[Entries from a dataset]
● ● ●
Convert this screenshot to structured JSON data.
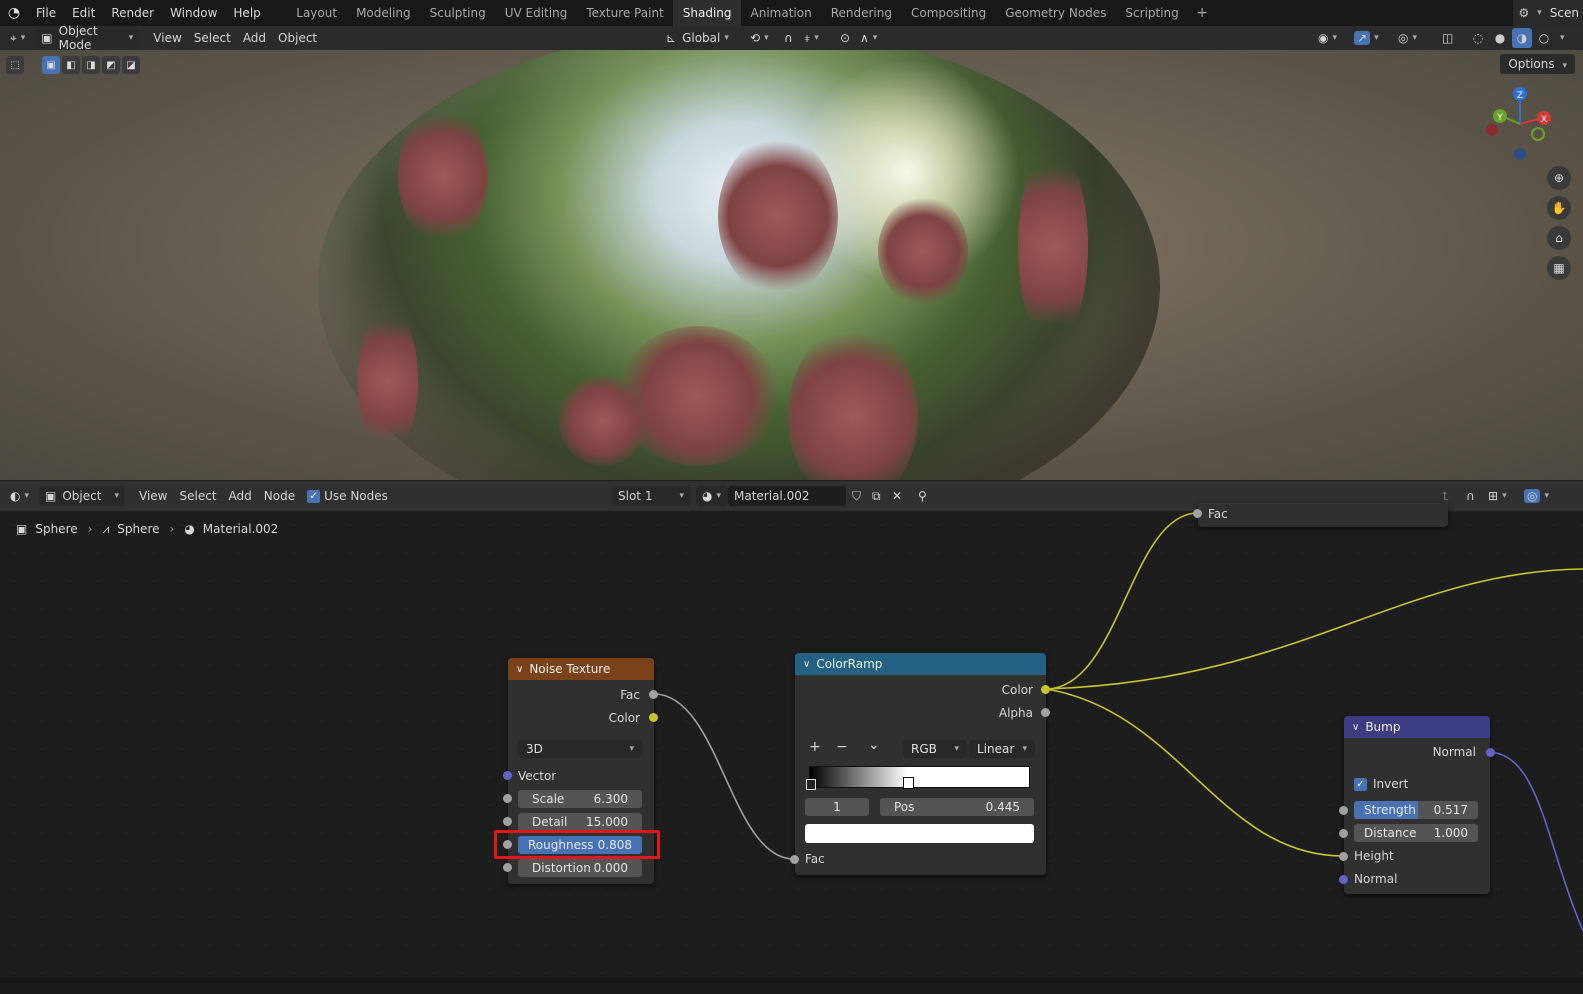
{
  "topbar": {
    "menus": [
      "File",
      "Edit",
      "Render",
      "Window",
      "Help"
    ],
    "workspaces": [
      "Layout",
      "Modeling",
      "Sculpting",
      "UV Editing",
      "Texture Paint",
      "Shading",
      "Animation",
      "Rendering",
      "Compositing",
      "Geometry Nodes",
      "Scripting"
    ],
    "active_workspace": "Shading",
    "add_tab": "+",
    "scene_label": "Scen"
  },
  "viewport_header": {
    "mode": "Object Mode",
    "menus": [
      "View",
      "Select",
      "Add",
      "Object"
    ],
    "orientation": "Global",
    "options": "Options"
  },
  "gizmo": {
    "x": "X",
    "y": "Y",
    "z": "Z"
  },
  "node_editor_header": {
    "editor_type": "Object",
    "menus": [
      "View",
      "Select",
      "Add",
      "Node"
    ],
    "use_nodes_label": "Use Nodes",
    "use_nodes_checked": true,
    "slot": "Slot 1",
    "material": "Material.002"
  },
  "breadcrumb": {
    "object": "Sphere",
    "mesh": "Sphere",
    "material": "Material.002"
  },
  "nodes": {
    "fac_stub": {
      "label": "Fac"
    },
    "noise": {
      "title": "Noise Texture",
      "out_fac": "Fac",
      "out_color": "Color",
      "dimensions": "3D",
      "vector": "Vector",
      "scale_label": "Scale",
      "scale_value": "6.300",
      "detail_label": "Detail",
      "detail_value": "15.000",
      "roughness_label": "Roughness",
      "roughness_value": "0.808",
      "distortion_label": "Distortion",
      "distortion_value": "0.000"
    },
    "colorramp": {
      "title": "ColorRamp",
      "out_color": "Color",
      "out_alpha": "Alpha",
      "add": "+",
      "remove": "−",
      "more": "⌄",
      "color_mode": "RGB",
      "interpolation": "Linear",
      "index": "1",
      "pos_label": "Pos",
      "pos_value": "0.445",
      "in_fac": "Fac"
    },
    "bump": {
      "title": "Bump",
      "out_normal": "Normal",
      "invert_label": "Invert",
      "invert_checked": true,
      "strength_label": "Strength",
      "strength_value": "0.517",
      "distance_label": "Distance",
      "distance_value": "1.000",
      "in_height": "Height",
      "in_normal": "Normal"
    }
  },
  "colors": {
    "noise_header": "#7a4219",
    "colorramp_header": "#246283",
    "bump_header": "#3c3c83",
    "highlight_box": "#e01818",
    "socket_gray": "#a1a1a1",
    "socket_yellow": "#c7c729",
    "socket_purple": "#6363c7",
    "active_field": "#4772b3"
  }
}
● ● ●
▸ **OBJECTIVE**
Your job is to transcribe the entries above exactly; skip the pictures.

▸ **THE SOLUTION**
Convert this screenshot to structured JSON data.
{
  "topbar": {
    "menus": [
      "File",
      "Edit",
      "Render",
      "Window",
      "Help"
    ],
    "workspaces": [
      "Layout",
      "Modeling",
      "Sculpting",
      "UV Editing",
      "Texture Paint",
      "Shading",
      "Animation",
      "Rendering",
      "Compositing",
      "Geometry Nodes",
      "Scripting"
    ],
    "active_workspace": "Shading",
    "add_tab": "+",
    "scene_label": "Scen"
  },
  "viewport_header": {
    "mode": "Object Mode",
    "menus": [
      "View",
      "Select",
      "Add",
      "Object"
    ],
    "orientation": "Global",
    "options": "Options"
  },
  "gizmo": {
    "x": "X",
    "y": "Y",
    "z": "Z"
  },
  "node_editor_header": {
    "editor_type": "Object",
    "menus": [
      "View",
      "Select",
      "Add",
      "Node"
    ],
    "use_nodes_label": "Use Nodes",
    "use_nodes_checked": true,
    "slot": "Slot 1",
    "material": "Material.002"
  },
  "breadcrumb": {
    "object": "Sphere",
    "mesh": "Sphere",
    "material": "Material.002"
  },
  "nodes": {
    "fac_stub": {
      "label": "Fac"
    },
    "noise": {
      "title": "Noise Texture",
      "out_fac": "Fac",
      "out_color": "Color",
      "dimensions": "3D",
      "vector": "Vector",
      "scale_label": "Scale",
      "scale_value": "6.300",
      "detail_label": "Detail",
      "detail_value": "15.000",
      "roughness_label": "Roughness",
      "roughness_value": "0.808",
      "distortion_label": "Distortion",
      "distortion_value": "0.000"
    },
    "colorramp": {
      "title": "ColorRamp",
      "out_color": "Color",
      "out_alpha": "Alpha",
      "add": "+",
      "remove": "−",
      "more": "⌄",
      "color_mode": "RGB",
      "interpolation": "Linear",
      "index": "1",
      "pos_label": "Pos",
      "pos_value": "0.445",
      "in_fac": "Fac"
    },
    "bump": {
      "title": "Bump",
      "out_normal": "Normal",
      "invert_label": "Invert",
      "invert_checked": true,
      "strength_label": "Strength",
      "strength_value": "0.517",
      "distance_label": "Distance",
      "distance_value": "1.000",
      "in_height": "Height",
      "in_normal": "Normal"
    }
  },
  "colors": {
    "noise_header": "#7a4219",
    "colorramp_header": "#246283",
    "bump_header": "#3c3c83",
    "highlight_box": "#e01818",
    "socket_gray": "#a1a1a1",
    "socket_yellow": "#c7c729",
    "socket_purple": "#6363c7",
    "active_field": "#4772b3"
  }
}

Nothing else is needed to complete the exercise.